▶ _Exercise task_: Repeat the whole of the data, keeping every detail the same.

▶ _Working data_:
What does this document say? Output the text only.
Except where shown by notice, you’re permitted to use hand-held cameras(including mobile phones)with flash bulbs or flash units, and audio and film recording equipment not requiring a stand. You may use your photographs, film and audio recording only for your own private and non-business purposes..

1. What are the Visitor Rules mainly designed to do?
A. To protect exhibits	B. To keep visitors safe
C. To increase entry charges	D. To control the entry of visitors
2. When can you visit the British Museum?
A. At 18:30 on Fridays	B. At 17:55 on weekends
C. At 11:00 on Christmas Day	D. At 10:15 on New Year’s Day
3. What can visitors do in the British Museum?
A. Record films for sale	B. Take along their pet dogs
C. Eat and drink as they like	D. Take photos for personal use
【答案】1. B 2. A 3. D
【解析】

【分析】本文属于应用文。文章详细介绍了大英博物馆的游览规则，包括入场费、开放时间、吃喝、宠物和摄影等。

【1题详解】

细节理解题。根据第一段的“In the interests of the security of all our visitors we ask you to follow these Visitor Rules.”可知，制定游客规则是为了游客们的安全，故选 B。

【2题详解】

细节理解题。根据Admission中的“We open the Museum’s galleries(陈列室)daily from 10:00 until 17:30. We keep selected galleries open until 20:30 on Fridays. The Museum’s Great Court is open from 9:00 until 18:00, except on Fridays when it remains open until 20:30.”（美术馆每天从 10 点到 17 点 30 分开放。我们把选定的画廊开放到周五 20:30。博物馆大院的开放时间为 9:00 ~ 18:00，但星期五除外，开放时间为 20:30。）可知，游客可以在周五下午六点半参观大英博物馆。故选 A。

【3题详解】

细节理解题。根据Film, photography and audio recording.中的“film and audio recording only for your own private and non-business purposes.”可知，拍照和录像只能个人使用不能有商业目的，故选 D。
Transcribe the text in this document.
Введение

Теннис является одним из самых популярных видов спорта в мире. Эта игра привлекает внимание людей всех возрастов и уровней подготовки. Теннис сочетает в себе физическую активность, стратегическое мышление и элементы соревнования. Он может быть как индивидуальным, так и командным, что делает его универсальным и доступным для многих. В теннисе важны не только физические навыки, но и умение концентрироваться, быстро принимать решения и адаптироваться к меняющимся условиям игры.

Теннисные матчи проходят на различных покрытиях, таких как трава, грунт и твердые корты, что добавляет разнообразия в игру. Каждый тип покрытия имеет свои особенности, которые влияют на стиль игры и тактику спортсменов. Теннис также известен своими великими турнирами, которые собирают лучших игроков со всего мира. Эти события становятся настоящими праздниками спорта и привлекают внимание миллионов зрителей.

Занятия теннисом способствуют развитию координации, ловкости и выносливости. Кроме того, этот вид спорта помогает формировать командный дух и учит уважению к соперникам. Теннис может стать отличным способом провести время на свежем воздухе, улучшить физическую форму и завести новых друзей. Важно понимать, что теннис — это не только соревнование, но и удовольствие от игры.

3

▶ _Answer to the task_:
What does this document say? Output the text only.
Except where shown by notice, you’re permitted to use hand-held cameras(including mobile phones)with flash bulbs or flash units, and audio and film recording equipment not requiring a stand. You may use your photographs, film and audio recording only for your own private and non-business purposes..

1. What are the Visitor Rules mainly designed to do?
A. To protect exhibits	B. To keep visitors safe
C. To increase entry charges	D. To control the entry of visitors
2. When can you visit the British Museum?
A. At 18:30 on Fridays	B. At 17:55 on weekends
C. At 11:00 on Christmas Day	D. At 10:15 on New Year’s Day
3. What can visitors do in the British Museum?
A. Record films for sale	B. Take along their pet dogs
C. Eat and drink as they like	D. Take photos for personal use
【答案】1. B 2. A 3. D
【解析】

【分析】本文属于应用文。文章详细介绍了大英博物馆的游览规则，包括入场费、开放时间、吃喝、宠物和摄影等。

【1题详解】

细节理解题。根据第一段的“In the interests of the security of all our visitors we ask you to follow these Visitor Rules.”可知，制定游客规则是为了游客们的安全，故选 B。

【2题详解】

细节理解题。根据Admission中的“We open the Museum’s galleries(陈列室)daily from 10:00 until 17:30. We keep selected galleries open until 20:30 on Fridays. The Museum’s Great Court is open from 9:00 until 18:00, except on Fridays when it remains open until 20:30.”（美术馆每天从 10 点到 17 点 30 分开放。我们把选定的画廊开放到周五 20:30。博物馆大院的开放时间为 9:00 ~ 18:00，但星期五除外，开放时间为 20:30。）可知，游客可以在周五下午六点半参观大英博物馆。故选 A。

【3题详解】

细节理解题。根据Film, photography and audio recording.中的“film and audio recording only for your own private and non-business purposes.”可知，拍照和录像只能个人使用不能有商业目的，故选 D。
Transcribe the text in this document.
Введение

Теннис является одним из самых популярных видов спорта в мире. Эта игра привлекает внимание людей всех возрастов и уровней подготовки. Теннис сочетает в себе физическую активность, стратегическое мышление и элементы соревнования. Он может быть как индивидуальным, так и командным, что делает его универсальным и доступным для многих. В теннисе важны не только физические навыки, но и умение концентрироваться, быстро принимать решения и адаптироваться к меняющимся условиям игры.

Теннисные матчи проходят на различных покрытиях, таких как трава, грунт и твердые корты, что добавляет разнообразия в игру. Каждый тип покрытия имеет свои особенности, которые влияют на стиль игры и тактику спортсменов. Теннис также известен своими великими турнирами, которые собирают лучших игроков со всего мира. Эти события становятся настоящими праздниками спорта и привлекают внимание миллионов зрителей.

Занятия теннисом способствуют развитию координации, ловкости и выносливости. Кроме того, этот вид спорта помогает формировать командный дух и учит уважению к соперникам. Теннис может стать отличным способом провести время на свежем воздухе, улучшить физическую форму и завести новых друзей. Важно понимать, что теннис — это не только соревнование, но и удовольствие от игры.

3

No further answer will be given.